Short problem :: All of the data below should be written out exactly.

Dataset excerpts
——

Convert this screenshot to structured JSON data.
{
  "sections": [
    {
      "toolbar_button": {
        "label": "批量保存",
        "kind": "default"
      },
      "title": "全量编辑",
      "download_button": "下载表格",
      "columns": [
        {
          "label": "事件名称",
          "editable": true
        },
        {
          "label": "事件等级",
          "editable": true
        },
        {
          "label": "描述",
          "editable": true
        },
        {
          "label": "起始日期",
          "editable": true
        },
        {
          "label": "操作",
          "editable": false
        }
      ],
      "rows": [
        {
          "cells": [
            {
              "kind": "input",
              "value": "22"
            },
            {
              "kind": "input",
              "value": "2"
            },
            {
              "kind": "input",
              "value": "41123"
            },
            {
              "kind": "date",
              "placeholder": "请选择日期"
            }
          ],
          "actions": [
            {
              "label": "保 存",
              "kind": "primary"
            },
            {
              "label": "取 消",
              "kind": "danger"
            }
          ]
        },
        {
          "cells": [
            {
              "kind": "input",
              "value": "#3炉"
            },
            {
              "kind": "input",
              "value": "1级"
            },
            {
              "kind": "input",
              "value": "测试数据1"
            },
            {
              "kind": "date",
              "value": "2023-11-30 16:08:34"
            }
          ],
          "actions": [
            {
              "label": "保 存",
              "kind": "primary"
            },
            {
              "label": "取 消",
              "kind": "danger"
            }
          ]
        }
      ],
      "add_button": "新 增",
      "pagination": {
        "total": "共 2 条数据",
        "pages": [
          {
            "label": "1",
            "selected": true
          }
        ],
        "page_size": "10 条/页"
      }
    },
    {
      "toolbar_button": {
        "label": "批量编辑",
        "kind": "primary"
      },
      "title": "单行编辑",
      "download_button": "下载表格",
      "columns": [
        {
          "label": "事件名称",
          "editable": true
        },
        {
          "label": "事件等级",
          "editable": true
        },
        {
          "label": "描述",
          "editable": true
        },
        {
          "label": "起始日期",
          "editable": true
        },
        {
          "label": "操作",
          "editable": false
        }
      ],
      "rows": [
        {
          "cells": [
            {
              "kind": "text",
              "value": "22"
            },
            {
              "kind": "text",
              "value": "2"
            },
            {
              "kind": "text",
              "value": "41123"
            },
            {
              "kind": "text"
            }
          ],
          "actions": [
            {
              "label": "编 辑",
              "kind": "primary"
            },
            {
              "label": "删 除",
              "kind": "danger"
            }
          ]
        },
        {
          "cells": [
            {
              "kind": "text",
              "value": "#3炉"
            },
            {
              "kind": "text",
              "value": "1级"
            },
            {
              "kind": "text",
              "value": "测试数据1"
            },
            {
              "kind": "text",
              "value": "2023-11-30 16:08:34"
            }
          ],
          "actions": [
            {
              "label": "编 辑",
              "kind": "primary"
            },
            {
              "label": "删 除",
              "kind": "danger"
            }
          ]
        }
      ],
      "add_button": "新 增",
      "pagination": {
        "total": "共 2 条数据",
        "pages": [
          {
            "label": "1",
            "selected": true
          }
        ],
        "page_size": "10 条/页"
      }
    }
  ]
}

——

Full response ::
Convert this screenshot to structured JSON data.
{
  "sections": [
    {
      "toolbar_button": {
        "label": "批量保存",
        "kind": "default"
      },
      "title": "全量编辑",
      "download_button": "下载表格",
      "columns": [
        {
          "label": "事件名称",
          "editable": true
        },
        {
          "label": "事件等级",
          "editable": true
        },
        {
          "label": "描述",
          "editable": true
        },
        {
          "label": "起始日期",
          "editable": true
        },
        {
          "label": "操作",
          "editable": false
        }
      ],
      "rows": [
        {
          "cells": [
            {
              "kind": "input",
              "value": "22"
            },
            {
              "kind": "input",
              "value": "2"
            },
            {
              "kind": "input",
              "value": "41123"
            },
            {
              "kind": "date",
              "placeholder": "请选择日期"
            }
          ],
          "actions": [
            {
              "label": "保 存",
              "kind": "primary"
            },
            {
              "label": "取 消",
              "kind": "danger"
            }
          ]
        },
        {
          "cells": [
            {
              "kind": "input",
              "value": "#3炉"
            },
            {
              "kind": "input",
              "value": "1级"
            },
            {
              "kind": "input",
              "value": "测试数据1"
            },
            {
              "kind": "date",
              "value": "2023-11-30 16:08:34"
            }
          ],
          "actions": [
            {
              "label": "保 存",
              "kind": "primary"
            },
            {
              "label": "取 消",
              "kind": "danger"
            }
          ]
        }
      ],
      "add_button": "新 增",
      "pagination": {
        "total": "共 2 条数据",
        "pages": [
          {
            "label": "1",
            "selected": true
          }
        ],
        "page_size": "10 条/页"
      }
    },
    {
      "toolbar_button": {
        "label": "批量编辑",
        "kind": "primary"
      },
      "title": "单行编辑",
      "download_button": "下载表格",
      "columns": [
        {
          "label": "事件名称",
          "editable": true
        },
        {
          "label": "事件等级",
          "editable": true
        },
        {
          "label": "描述",
          "editable": true
        },
        {
          "label": "起始日期",
          "editable": true
        },
        {
          "label": "操作",
          "editable": false
        }
      ],
      "rows": [
        {
          "cells": [
            {
              "kind": "text",
              "value": "22"
            },
            {
              "kind": "text",
              "value": "2"
            },
            {
              "kind": "text",
              "value": "41123"
            },
            {
              "kind": "text"
            }
          ],
          "actions": [
            {
              "label": "编 辑",
              "kind": "primary"
            },
            {
              "label": "删 除",
              "kind": "danger"
            }
          ]
        },
        {
          "cells": [
            {
              "kind": "text",
              "value": "#3炉"
            },
            {
              "kind": "text",
              "value": "1级"
            },
            {
              "kind": "text",
              "value": "测试数据1"
            },
            {
              "kind": "text",
              "value": "2023-11-30 16:08:34"
            }
          ],
          "actions": [
            {
              "label": "编 辑",
              "kind": "primary"
            },
            {
              "label": "删 除",
              "kind": "danger"
            }
          ]
        }
      ],
      "add_button": "新 增",
      "pagination": {
        "total": "共 2 条数据",
        "pages": [
          {
            "label": "1",
            "selected": true
          }
        ],
        "page_size": "10 条/页"
      }
    }
  ]
}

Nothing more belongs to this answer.